## TASK INPUTS
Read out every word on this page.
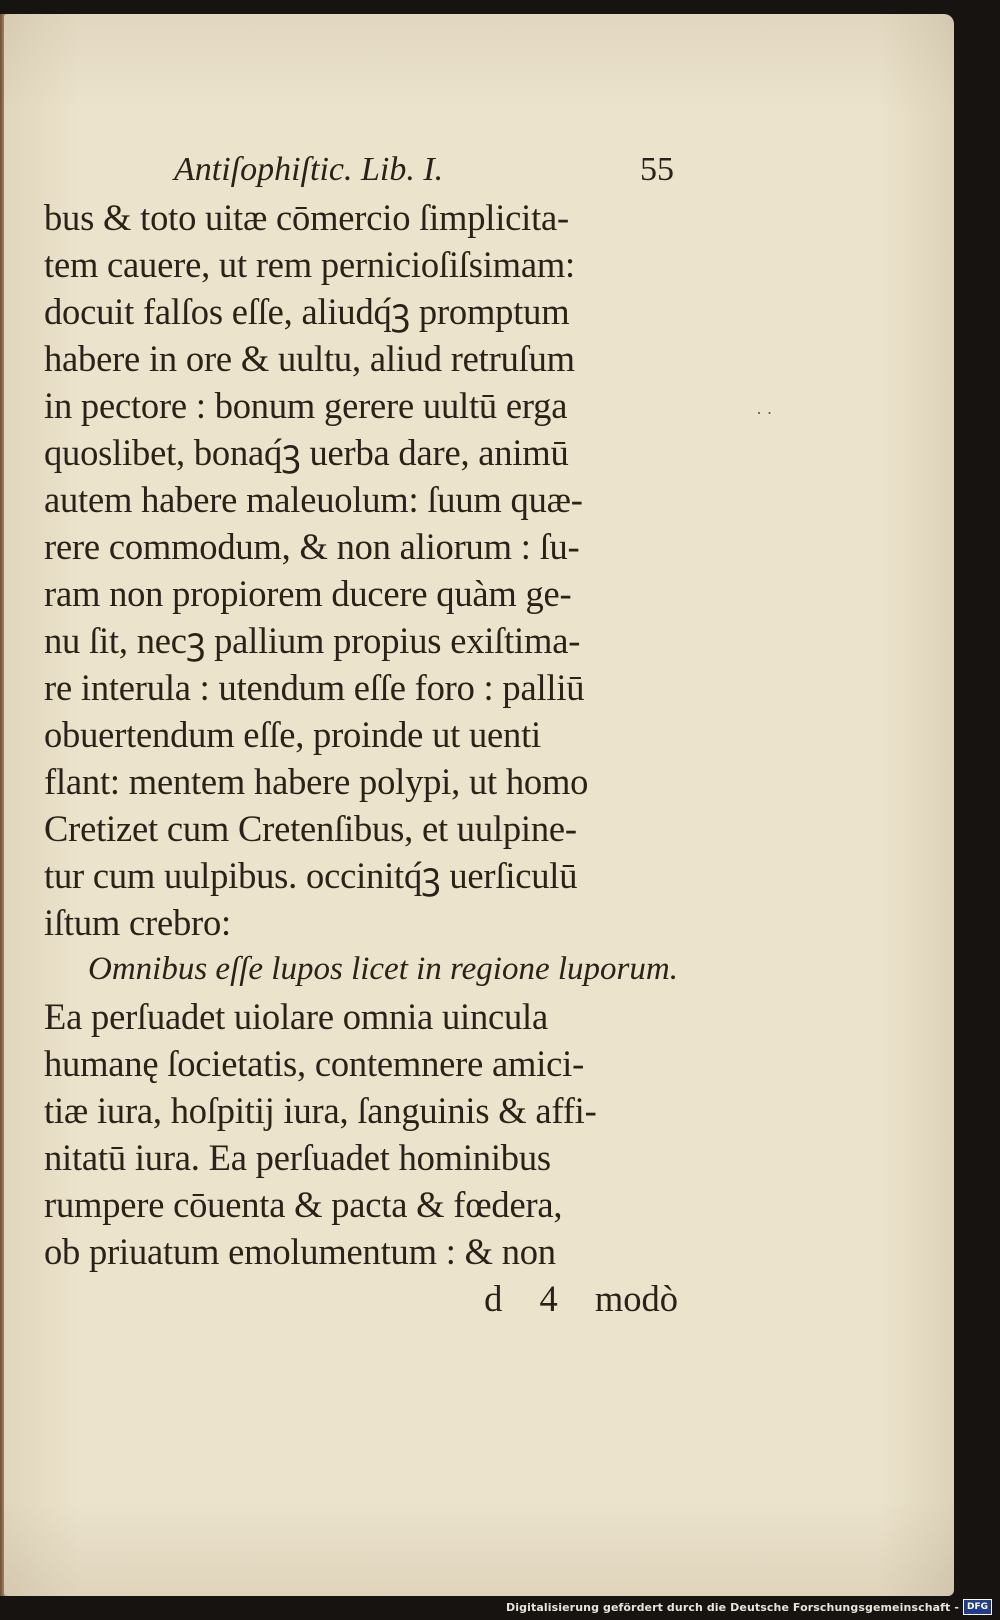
· ·
Antiſophiſtic. Lib. I.	55
bus & toto uitæ cōmercio ſimplicita-
tem cauere, ut rem pernicioſiſsimam:
docuit falſos eſſe, aliudq́ꝫ promptum
habere in ore & uultu, aliud retruſum
in pectore : bonum gerere uultū erga
quoslibet, bonaq́ꝫ uerba dare, animū
autem habere maleuolum: ſuum quæ-
rere commodum, & non aliorum : ſu-
ram non propiorem ducere quàm ge-
nu ſit, necꝫ pallium propius exiſtima-
re interula : utendum eſſe foro : palliū
obuertendum eſſe, proinde ut uenti
flant: mentem habere polypi, ut homo
Cretizet cum Cretenſibus, et uulpine-
tur cum uulpibus. occinitq́ꝫ uerſiculū
iſtum crebro:
Omnibus eſſe lupos licet in regione luporum.
Ea perſuadet uiolare omnia uincula
humanę ſocietatis, contemnere amici-
tiæ iura, hoſpitij iura, ſanguinis & affi-
nitatū iura. Ea perſuadet hominibus
rumpere cōuenta & pacta & fœdera,
ob priuatum emolumentum : & non
d 4 modò
Digitalisierung gefördert durch die Deutsche Forschungsgemeinschaft - DFG
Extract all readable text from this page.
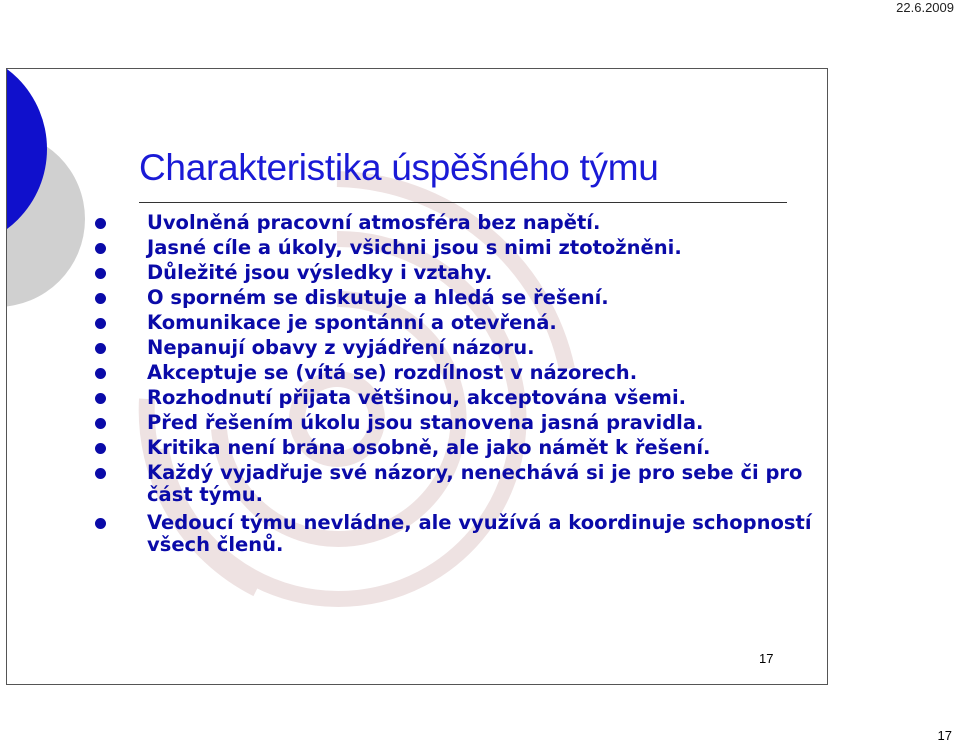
22.6.2009
Charakteristika úspěšného týmu
Uvolněná pracovní atmosféra bez napětí.
Jasné cíle a úkoly, všichni jsou s nimi ztotožněni.
Důležité jsou výsledky i vztahy.
O sporném se diskutuje a hledá se řešení.
Komunikace je spontánní a otevřená.
Nepanují obavy z vyjádření názoru.
Akceptuje se (vítá se) rozdílnost v názorech.
Rozhodnutí přijata většinou, akceptována všemi.
Před řešením úkolu jsou stanovena jasná pravidla.
Kritika není brána osobně, ale jako námět k řešení.
Každý vyjadřuje své názory, nenechává si je pro sebe či pro část týmu.
Vedoucí týmu nevládne, ale využívá a koordinuje schopností všech členů.
17
17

## PROBLEM REQUIREMENTS
Pictures are not part of the copy. Extract exactly the lines from the line containing "Extract all readable text from this page." through the final line of the entries above, both included.

## ANSWER FOR THIS EXERCISE
Extract all readable text from this page.
22.6.2009
Charakteristika úspěšného týmu
Uvolněná pracovní atmosféra bez napětí.
Jasné cíle a úkoly, všichni jsou s nimi ztotožněni.
Důležité jsou výsledky i vztahy.
O sporném se diskutuje a hledá se řešení.
Komunikace je spontánní a otevřená.
Nepanují obavy z vyjádření názoru.
Akceptuje se (vítá se) rozdílnost v názorech.
Rozhodnutí přijata většinou, akceptována všemi.
Před řešením úkolu jsou stanovena jasná pravidla.
Kritika není brána osobně, ale jako námět k řešení.
Každý vyjadřuje své názory, nenechává si je pro sebe či pro část týmu.
Vedoucí týmu nevládne, ale využívá a koordinuje schopností všech členů.
17
17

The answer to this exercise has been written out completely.